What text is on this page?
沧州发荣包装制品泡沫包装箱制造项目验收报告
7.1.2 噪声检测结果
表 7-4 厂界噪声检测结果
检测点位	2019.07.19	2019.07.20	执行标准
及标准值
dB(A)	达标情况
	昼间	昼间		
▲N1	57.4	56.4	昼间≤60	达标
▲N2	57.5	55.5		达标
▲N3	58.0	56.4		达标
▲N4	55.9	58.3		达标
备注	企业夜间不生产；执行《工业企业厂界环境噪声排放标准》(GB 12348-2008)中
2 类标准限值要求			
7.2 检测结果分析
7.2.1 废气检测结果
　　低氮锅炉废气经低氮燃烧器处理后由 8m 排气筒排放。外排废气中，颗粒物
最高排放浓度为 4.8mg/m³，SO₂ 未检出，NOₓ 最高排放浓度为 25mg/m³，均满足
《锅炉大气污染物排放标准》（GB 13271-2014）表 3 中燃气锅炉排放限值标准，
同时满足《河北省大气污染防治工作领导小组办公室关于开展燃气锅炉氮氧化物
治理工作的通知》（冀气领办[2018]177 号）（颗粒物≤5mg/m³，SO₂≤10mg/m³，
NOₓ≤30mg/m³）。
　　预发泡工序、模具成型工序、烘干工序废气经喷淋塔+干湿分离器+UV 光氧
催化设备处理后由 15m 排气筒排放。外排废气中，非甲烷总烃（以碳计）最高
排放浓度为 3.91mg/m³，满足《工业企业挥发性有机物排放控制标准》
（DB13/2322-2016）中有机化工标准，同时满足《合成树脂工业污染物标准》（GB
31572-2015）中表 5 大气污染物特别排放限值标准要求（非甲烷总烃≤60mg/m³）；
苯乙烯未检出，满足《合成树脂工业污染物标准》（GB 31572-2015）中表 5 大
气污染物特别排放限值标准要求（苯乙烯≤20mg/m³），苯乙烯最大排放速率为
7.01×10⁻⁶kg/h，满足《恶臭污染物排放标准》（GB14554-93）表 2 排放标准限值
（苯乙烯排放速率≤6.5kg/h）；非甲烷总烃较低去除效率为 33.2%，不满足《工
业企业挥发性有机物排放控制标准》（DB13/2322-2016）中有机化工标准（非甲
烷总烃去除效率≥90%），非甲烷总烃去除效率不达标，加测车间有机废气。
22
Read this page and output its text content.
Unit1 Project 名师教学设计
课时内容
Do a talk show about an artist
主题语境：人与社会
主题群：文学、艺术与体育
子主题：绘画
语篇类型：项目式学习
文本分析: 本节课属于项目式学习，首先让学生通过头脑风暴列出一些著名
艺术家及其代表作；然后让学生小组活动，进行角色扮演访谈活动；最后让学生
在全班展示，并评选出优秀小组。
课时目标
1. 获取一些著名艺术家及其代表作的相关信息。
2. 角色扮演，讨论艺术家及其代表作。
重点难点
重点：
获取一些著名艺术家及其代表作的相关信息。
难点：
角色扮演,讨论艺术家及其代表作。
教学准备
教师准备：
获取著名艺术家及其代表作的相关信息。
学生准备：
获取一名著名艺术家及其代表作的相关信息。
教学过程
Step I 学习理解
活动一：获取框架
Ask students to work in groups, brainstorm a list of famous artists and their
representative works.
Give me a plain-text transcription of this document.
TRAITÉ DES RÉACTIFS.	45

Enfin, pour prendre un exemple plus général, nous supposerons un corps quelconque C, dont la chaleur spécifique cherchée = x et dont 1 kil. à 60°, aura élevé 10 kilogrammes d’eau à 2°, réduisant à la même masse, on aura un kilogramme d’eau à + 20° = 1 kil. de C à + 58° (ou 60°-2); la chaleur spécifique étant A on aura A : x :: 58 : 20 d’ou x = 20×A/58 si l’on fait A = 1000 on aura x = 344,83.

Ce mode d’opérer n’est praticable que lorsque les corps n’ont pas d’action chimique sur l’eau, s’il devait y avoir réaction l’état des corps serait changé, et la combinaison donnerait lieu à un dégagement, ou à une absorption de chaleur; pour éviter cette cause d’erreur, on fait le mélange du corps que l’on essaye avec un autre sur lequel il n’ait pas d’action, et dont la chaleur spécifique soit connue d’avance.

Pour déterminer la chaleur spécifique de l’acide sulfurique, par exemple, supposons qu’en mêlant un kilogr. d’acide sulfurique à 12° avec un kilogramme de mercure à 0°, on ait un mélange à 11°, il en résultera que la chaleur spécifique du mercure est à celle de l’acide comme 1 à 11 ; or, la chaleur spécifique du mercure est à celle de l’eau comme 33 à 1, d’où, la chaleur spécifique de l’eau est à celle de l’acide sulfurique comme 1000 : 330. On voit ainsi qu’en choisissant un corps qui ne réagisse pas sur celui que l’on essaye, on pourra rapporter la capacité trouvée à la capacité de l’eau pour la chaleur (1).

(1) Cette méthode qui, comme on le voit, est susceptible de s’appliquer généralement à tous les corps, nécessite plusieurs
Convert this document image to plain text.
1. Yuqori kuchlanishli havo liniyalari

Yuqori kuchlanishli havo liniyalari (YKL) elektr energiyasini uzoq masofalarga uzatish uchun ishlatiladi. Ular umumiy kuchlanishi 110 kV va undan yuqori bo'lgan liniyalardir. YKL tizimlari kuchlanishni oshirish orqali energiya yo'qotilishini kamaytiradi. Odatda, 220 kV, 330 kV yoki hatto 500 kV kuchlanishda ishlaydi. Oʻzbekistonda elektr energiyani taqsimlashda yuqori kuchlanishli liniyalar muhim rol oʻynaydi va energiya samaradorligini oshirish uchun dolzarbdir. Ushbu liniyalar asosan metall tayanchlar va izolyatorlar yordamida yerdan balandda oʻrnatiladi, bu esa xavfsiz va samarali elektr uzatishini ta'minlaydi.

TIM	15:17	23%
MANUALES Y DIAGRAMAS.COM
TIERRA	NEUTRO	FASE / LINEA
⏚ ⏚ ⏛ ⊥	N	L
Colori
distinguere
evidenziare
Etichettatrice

TO BE DONE:
Give back the whole listing, word for word.

EXERCISE RESULT:
What text is on this page?
沧州发荣包装制品泡沫包装箱制造项目验收报告
7.1.2 噪声检测结果
表 7-4 厂界噪声检测结果
检测点位	2019.07.19	2019.07.20	执行标准
及标准值
dB(A)	达标情况
	昼间	昼间		
▲N1	57.4	56.4	昼间≤60	达标
▲N2	57.5	55.5		达标
▲N3	58.0	56.4		达标
▲N4	55.9	58.3		达标
备注	企业夜间不生产；执行《工业企业厂界环境噪声排放标准》(GB 12348-2008)中
2 类标准限值要求			
7.2 检测结果分析
7.2.1 废气检测结果
　　低氮锅炉废气经低氮燃烧器处理后由 8m 排气筒排放。外排废气中，颗粒物
最高排放浓度为 4.8mg/m³，SO₂ 未检出，NOₓ 最高排放浓度为 25mg/m³，均满足
《锅炉大气污染物排放标准》（GB 13271-2014）表 3 中燃气锅炉排放限值标准，
同时满足《河北省大气污染防治工作领导小组办公室关于开展燃气锅炉氮氧化物
治理工作的通知》（冀气领办[2018]177 号）（颗粒物≤5mg/m³，SO₂≤10mg/m³，
NOₓ≤30mg/m³）。
　　预发泡工序、模具成型工序、烘干工序废气经喷淋塔+干湿分离器+UV 光氧
催化设备处理后由 15m 排气筒排放。外排废气中，非甲烷总烃（以碳计）最高
排放浓度为 3.91mg/m³，满足《工业企业挥发性有机物排放控制标准》
（DB13/2322-2016）中有机化工标准，同时满足《合成树脂工业污染物标准》（GB
31572-2015）中表 5 大气污染物特别排放限值标准要求（非甲烷总烃≤60mg/m³）；
苯乙烯未检出，满足《合成树脂工业污染物标准》（GB 31572-2015）中表 5 大
气污染物特别排放限值标准要求（苯乙烯≤20mg/m³），苯乙烯最大排放速率为
7.01×10⁻⁶kg/h，满足《恶臭污染物排放标准》（GB14554-93）表 2 排放标准限值
（苯乙烯排放速率≤6.5kg/h）；非甲烷总烃较低去除效率为 33.2%，不满足《工
业企业挥发性有机物排放控制标准》（DB13/2322-2016）中有机化工标准（非甲
烷总烃去除效率≥90%），非甲烷总烃去除效率不达标，加测车间有机废气。
22
Read this page and output its text content.
Unit1 Project 名师教学设计
课时内容
Do a talk show about an artist
主题语境：人与社会
主题群：文学、艺术与体育
子主题：绘画
语篇类型：项目式学习
文本分析: 本节课属于项目式学习，首先让学生通过头脑风暴列出一些著名
艺术家及其代表作；然后让学生小组活动，进行角色扮演访谈活动；最后让学生
在全班展示，并评选出优秀小组。
课时目标
1. 获取一些著名艺术家及其代表作的相关信息。
2. 角色扮演，讨论艺术家及其代表作。
重点难点
重点：
获取一些著名艺术家及其代表作的相关信息。
难点：
角色扮演,讨论艺术家及其代表作。
教学准备
教师准备：
获取著名艺术家及其代表作的相关信息。
学生准备：
获取一名著名艺术家及其代表作的相关信息。
教学过程
Step I 学习理解
活动一：获取框架
Ask students to work in groups, brainstorm a list of famous artists and their
representative works.
Give me a plain-text transcription of this document.
TRAITÉ DES RÉACTIFS.	45

Enfin, pour prendre un exemple plus général, nous supposerons un corps quelconque C, dont la chaleur spécifique cherchée = x et dont 1 kil. à 60°, aura élevé 10 kilogrammes d’eau à 2°, réduisant à la même masse, on aura un kilogramme d’eau à + 20° = 1 kil. de C à + 58° (ou 60°-2); la chaleur spécifique étant A on aura A : x :: 58 : 20 d’ou x = 20×A/58 si l’on fait A = 1000 on aura x = 344,83.

Ce mode d’opérer n’est praticable que lorsque les corps n’ont pas d’action chimique sur l’eau, s’il devait y avoir réaction l’état des corps serait changé, et la combinaison donnerait lieu à un dégagement, ou à une absorption de chaleur; pour éviter cette cause d’erreur, on fait le mélange du corps que l’on essaye avec un autre sur lequel il n’ait pas d’action, et dont la chaleur spécifique soit connue d’avance.

Pour déterminer la chaleur spécifique de l’acide sulfurique, par exemple, supposons qu’en mêlant un kilogr. d’acide sulfurique à 12° avec un kilogramme de mercure à 0°, on ait un mélange à 11°, il en résultera que la chaleur spécifique du mercure est à celle de l’acide comme 1 à 11 ; or, la chaleur spécifique du mercure est à celle de l’eau comme 33 à 1, d’où, la chaleur spécifique de l’eau est à celle de l’acide sulfurique comme 1000 : 330. On voit ainsi qu’en choisissant un corps qui ne réagisse pas sur celui que l’on essaye, on pourra rapporter la capacité trouvée à la capacité de l’eau pour la chaleur (1).

(1) Cette méthode qui, comme on le voit, est susceptible de s’appliquer généralement à tous les corps, nécessite plusieurs
Convert this document image to plain text.
1. Yuqori kuchlanishli havo liniyalari

Yuqori kuchlanishli havo liniyalari (YKL) elektr energiyasini uzoq masofalarga uzatish uchun ishlatiladi. Ular umumiy kuchlanishi 110 kV va undan yuqori bo'lgan liniyalardir. YKL tizimlari kuchlanishni oshirish orqali energiya yo'qotilishini kamaytiradi. Odatda, 220 kV, 330 kV yoki hatto 500 kV kuchlanishda ishlaydi. Oʻzbekistonda elektr energiyani taqsimlashda yuqori kuchlanishli liniyalar muhim rol oʻynaydi va energiya samaradorligini oshirish uchun dolzarbdir. Ushbu liniyalar asosan metall tayanchlar va izolyatorlar yordamida yerdan balandda oʻrnatiladi, bu esa xavfsiz va samarali elektr uzatishini ta'minlaydi.

TIM	15:17	23%
MANUALES Y DIAGRAMAS.COM
TIERRA	NEUTRO	FASE / LINEA
⏚ ⏚ ⏛ ⊥	N	L
Colori
distinguere
evidenziare
Etichettatrice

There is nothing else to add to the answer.